[BEGIN DATA TO PROCESS]

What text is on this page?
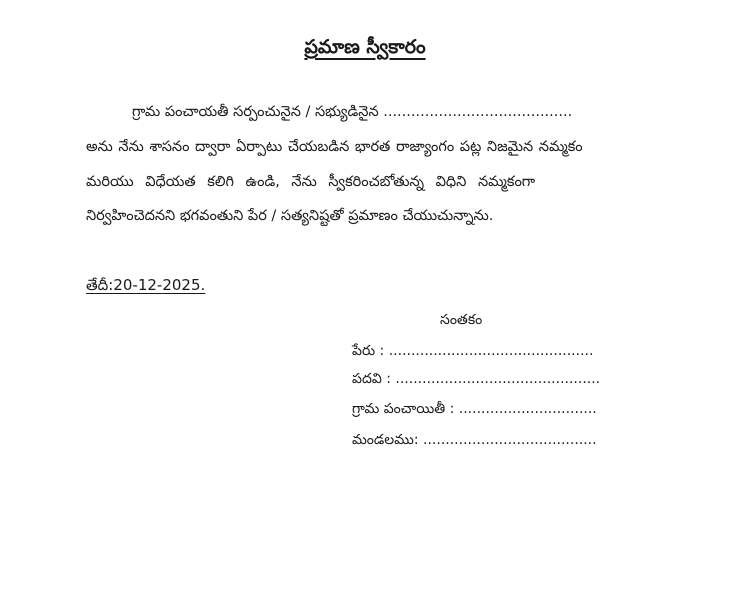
ప్రమాణ స్వీకారం
గ్రామ పంచాయతీ సర్పంచునైన / సభ్యుడినైన .........................................
అను నేను శాసనం ద్వారా ఏర్పాటు చేయబడిన భారత రాజ్యాంగం పట్ల నిజమైన నమ్మకం
మరియు విధేయత కలిగి ఉండి, నేను స్వీకరించబోతున్న విధిని నమ్మకంగా
నిర్వహించెదనని భగవంతుని పేర / సత్యనిష్టతో ప్రమాణం చేయుచున్నాను.
తేదీ:20-12-2025.
సంతకం
పేరు : ..............................................
పదవి : ..............................................
గ్రామ పంచాయితీ : ...............................
మండలము: .......................................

[END DATA TO PROCESS]

Repeat the material above in full and exactly, omitting the pictures.

- _RESPONSE BELOW_
What text is on this page?
ప్రమాణ స్వీకారం
గ్రామ పంచాయతీ సర్పంచునైన / సభ్యుడినైన .........................................
అను నేను శాసనం ద్వారా ఏర్పాటు చేయబడిన భారత రాజ్యాంగం పట్ల నిజమైన నమ్మకం
మరియు విధేయత కలిగి ఉండి, నేను స్వీకరించబోతున్న విధిని నమ్మకంగా
నిర్వహించెదనని భగవంతుని పేర / సత్యనిష్టతో ప్రమాణం చేయుచున్నాను.
తేదీ:20-12-2025.
సంతకం
పేరు : ..............................................
పదవి : ..............................................
గ్రామ పంచాయితీ : ...............................
మండలము: .......................................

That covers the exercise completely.